WRITTEN TASK: How many lines in the entries below contain "rest"? Answer with the number only.

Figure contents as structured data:
§ §

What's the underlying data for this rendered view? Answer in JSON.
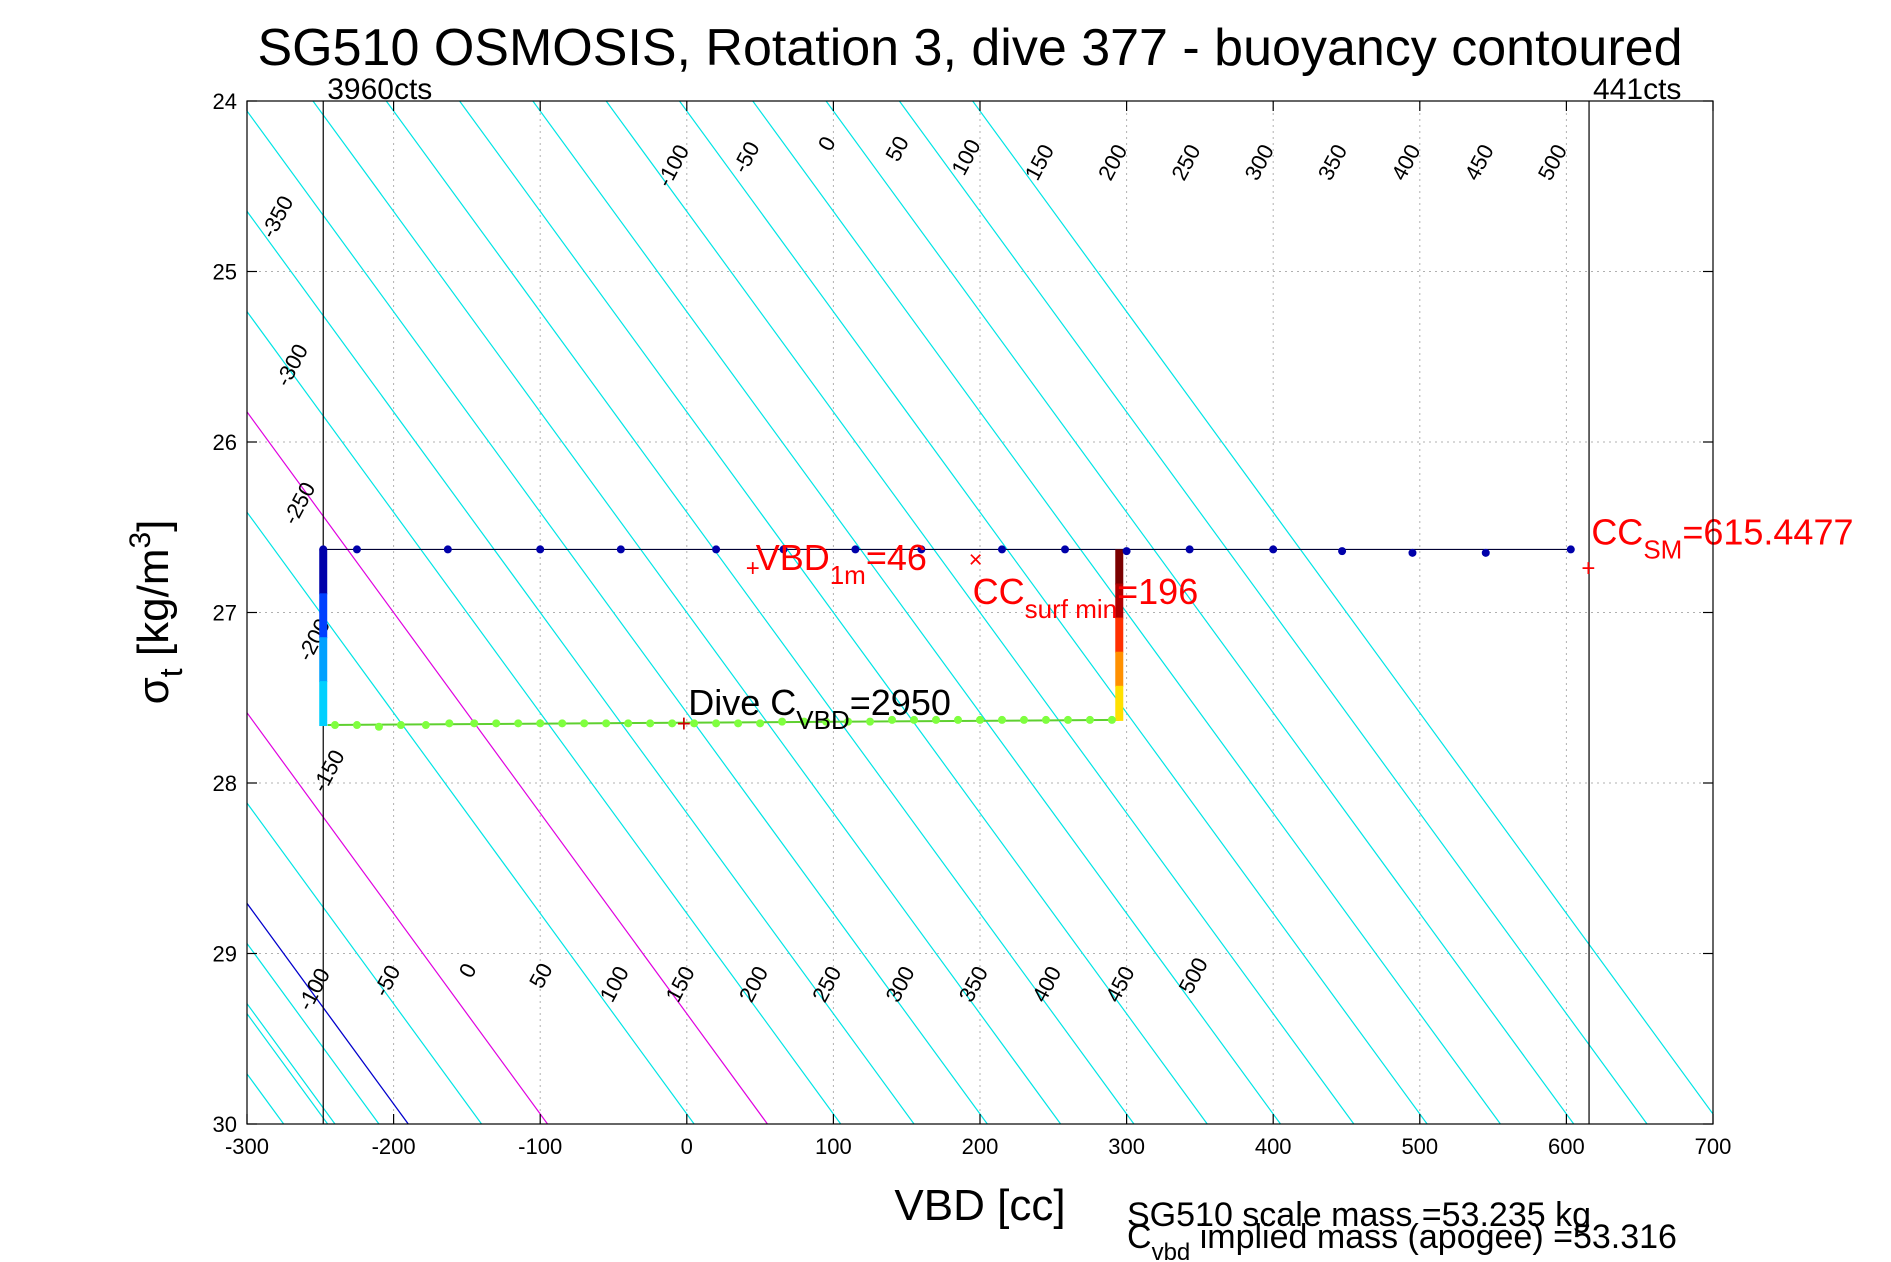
{
  "chart_data": {
    "type": "scatter",
    "title": "SG510 OSMOSIS, Rotation 3, dive 377 - buoyancy contoured",
    "xlabel": "VBD [cc]",
    "ylabel": {
      "main": "σ",
      "sub": "t",
      "unit": " [kg/m",
      "sup": "3",
      "close": "]"
    },
    "xlim": [
      -300,
      700
    ],
    "ylim": [
      24,
      30
    ],
    "y_reversed": true,
    "grid": true,
    "x_ticks": [
      -300,
      -200,
      -100,
      0,
      100,
      200,
      300,
      400,
      500,
      600,
      700
    ],
    "x_tick_labels": [
      "-300",
      "-200",
      "-100",
      "0",
      "100",
      "200",
      "300",
      "400",
      "500",
      "600",
      "700"
    ],
    "y_ticks": [
      24,
      25,
      26,
      27,
      28,
      29,
      30
    ],
    "y_tick_labels": [
      "24",
      "25",
      "26",
      "27",
      "28",
      "29",
      "30"
    ],
    "vertical_lines": [
      {
        "x": -248,
        "label": "3960cts"
      },
      {
        "x": 615.4477,
        "label": "441cts"
      }
    ],
    "contour_colors": {
      "default": "#00e5e5",
      "zero": "#0000cc",
      "highlight": "#e000e0"
    },
    "contour_slope_cc_per_sigma": 85,
    "contours": [
      {
        "value": -350,
        "x_at_30": -375,
        "label": "-350"
      },
      {
        "value": -300,
        "x_at_30": -350,
        "label": "-300"
      },
      {
        "value": -250,
        "x_at_30": -300,
        "label": "-250"
      },
      {
        "value": -200,
        "x_at_30": -275,
        "label": "-200"
      },
      {
        "value": -150,
        "x_at_30": -245,
        "label": "-150"
      },
      {
        "value": -100,
        "x_at_30": -240,
        "label": "-100"
      },
      {
        "value": -50,
        "x_at_30": -210,
        "label": "-50"
      },
      {
        "value": 0,
        "x_at_30": -190,
        "label": "0"
      },
      {
        "value": 50,
        "x_at_30": -140,
        "label": "50"
      },
      {
        "value": 100,
        "x_at_30": -95,
        "label": "100"
      },
      {
        "value": 150,
        "x_at_30": 5,
        "label": "150"
      },
      {
        "value": 200,
        "x_at_30": 55,
        "label": "200"
      },
      {
        "value": 250,
        "x_at_30": 105,
        "label": "250"
      },
      {
        "value": 300,
        "x_at_30": 155,
        "label": "300"
      },
      {
        "value": 350,
        "x_at_30": 205,
        "label": "350"
      },
      {
        "value": 400,
        "x_at_30": 255,
        "label": "400"
      },
      {
        "value": 450,
        "x_at_30": 305,
        "label": "450"
      },
      {
        "value": 500,
        "x_at_30": 355,
        "label": "500"
      },
      {
        "value": 550,
        "x_at_30": 405,
        "label": ""
      },
      {
        "value": 600,
        "x_at_30": 455,
        "label": ""
      },
      {
        "value": 650,
        "x_at_30": 505,
        "label": ""
      },
      {
        "value": 700,
        "x_at_30": 555,
        "label": ""
      },
      {
        "value": 750,
        "x_at_30": 605,
        "label": ""
      },
      {
        "value": 800,
        "x_at_30": 655,
        "label": ""
      },
      {
        "value": 850,
        "x_at_30": 705,
        "label": ""
      }
    ],
    "contour_labels_top": [
      {
        "text": "-350",
        "x": -275,
        "y": 24.7
      },
      {
        "text": "-100",
        "x": -5,
        "y": 24.4
      },
      {
        "text": "-50",
        "x": 45,
        "y": 24.35
      },
      {
        "text": "0",
        "x": 100,
        "y": 24.27
      },
      {
        "text": "50",
        "x": 148,
        "y": 24.3
      },
      {
        "text": "100",
        "x": 195,
        "y": 24.35
      },
      {
        "text": "150",
        "x": 245,
        "y": 24.38
      },
      {
        "text": "200",
        "x": 295,
        "y": 24.38
      },
      {
        "text": "250",
        "x": 345,
        "y": 24.38
      },
      {
        "text": "300",
        "x": 395,
        "y": 24.38
      },
      {
        "text": "350",
        "x": 445,
        "y": 24.38
      },
      {
        "text": "400",
        "x": 495,
        "y": 24.38
      },
      {
        "text": "450",
        "x": 545,
        "y": 24.38
      },
      {
        "text": "500",
        "x": 595,
        "y": 24.38
      },
      {
        "text": "-300",
        "x": -265,
        "y": 25.57
      },
      {
        "text": "-250",
        "x": -260,
        "y": 26.38
      },
      {
        "text": "-200",
        "x": -250,
        "y": 27.18
      },
      {
        "text": "-150",
        "x": -240,
        "y": 27.95
      }
    ],
    "contour_labels_bottom": [
      {
        "text": "-100",
        "x": -250,
        "y": 29.23
      },
      {
        "text": "-50",
        "x": -200,
        "y": 29.18
      },
      {
        "text": "0",
        "x": -145,
        "y": 29.12
      },
      {
        "text": "50",
        "x": -95,
        "y": 29.15
      },
      {
        "text": "100",
        "x": -45,
        "y": 29.2
      },
      {
        "text": "150",
        "x": 0,
        "y": 29.2
      },
      {
        "text": "200",
        "x": 50,
        "y": 29.2
      },
      {
        "text": "250",
        "x": 100,
        "y": 29.2
      },
      {
        "text": "300",
        "x": 150,
        "y": 29.2
      },
      {
        "text": "350",
        "x": 200,
        "y": 29.2
      },
      {
        "text": "400",
        "x": 250,
        "y": 29.2
      },
      {
        "text": "450",
        "x": 300,
        "y": 29.2
      },
      {
        "text": "500",
        "x": 350,
        "y": 29.15
      }
    ],
    "series": [
      {
        "points_x": [
          -248,
          -225,
          -163,
          -100,
          -45,
          20,
          66,
          115,
          160,
          215,
          258,
          300,
          343,
          400,
          447,
          495,
          545,
          603
        ],
        "points_y": [
          26.63,
          26.63,
          26.63,
          26.63,
          26.63,
          26.63,
          26.63,
          26.63,
          26.63,
          26.63,
          26.63,
          26.64,
          26.63,
          26.63,
          26.64,
          26.65,
          26.65,
          26.63
        ],
        "color": "#0000aa"
      },
      {
        "points_x": [
          -240,
          -225,
          -210,
          -195,
          -178,
          -162,
          -145,
          -130,
          -115,
          -100,
          -85,
          -70,
          -55,
          -40,
          -25,
          -10,
          5,
          20,
          35,
          50,
          65,
          80,
          95,
          110,
          125,
          140,
          155,
          170,
          185,
          200,
          215,
          230,
          245,
          260,
          275,
          290
        ],
        "points_y": [
          27.66,
          27.66,
          27.67,
          27.66,
          27.66,
          27.65,
          27.65,
          27.65,
          27.65,
          27.65,
          27.65,
          27.65,
          27.65,
          27.65,
          27.65,
          27.65,
          27.65,
          27.65,
          27.65,
          27.65,
          27.64,
          27.64,
          27.64,
          27.64,
          27.64,
          27.63,
          27.63,
          27.63,
          27.63,
          27.63,
          27.63,
          27.63,
          27.63,
          27.63,
          27.63,
          27.63
        ],
        "color": "#7fff3f"
      }
    ],
    "profile_lines": {
      "top": {
        "x": [
          -248,
          603
        ],
        "y": [
          26.63,
          26.63
        ]
      },
      "bottom": {
        "x": [
          -245,
          295
        ],
        "y": [
          27.66,
          27.63
        ]
      }
    },
    "descent_column": {
      "x": -248,
      "y_from": 26.63,
      "y_to": 27.66,
      "colors": [
        "#0000aa",
        "#0040ff",
        "#00a0ff",
        "#00d0ff"
      ]
    },
    "ascent_column": {
      "x": 295,
      "y_from": 26.63,
      "y_to": 27.63,
      "colors": [
        "#7a0000",
        "#b00000",
        "#ff3000",
        "#ff9000",
        "#ffe000"
      ]
    },
    "markers": [
      {
        "x": 45,
        "y": 26.74,
        "symbol": "+",
        "color": "#ff0000"
      },
      {
        "x": 197,
        "y": 26.69,
        "symbol": "×",
        "color": "#ff0000"
      },
      {
        "x": 615,
        "y": 26.74,
        "symbol": "+",
        "color": "#ff0000"
      },
      {
        "x": -2,
        "y": 27.65,
        "symbol": "+",
        "color": "#cc0000"
      }
    ],
    "annotations": [
      {
        "main": "VBD",
        "sub": "1m",
        "rest": "=46",
        "x": 47,
        "y": 26.75,
        "color": "#ff0000"
      },
      {
        "main": "CC",
        "sub": "surf min",
        "rest": "=196",
        "x": 195,
        "y": 26.95,
        "color": "#ff0000"
      },
      {
        "main": "CC",
        "sub": "SM",
        "rest": "=615.4477",
        "x": 617,
        "y": 26.6,
        "color": "#ff0000"
      },
      {
        "main": "Dive C",
        "sub": "VBD",
        "rest": "=2950",
        "x": 1,
        "y": 27.6,
        "color": "#000000"
      }
    ],
    "footer_lines": [
      "SG510 scale mass =53.235 kg",
      "C",
      "vbd",
      " implied mass (apogee) =53.316"
    ]
  }
}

§ §

EXPECTED ANSWER: 4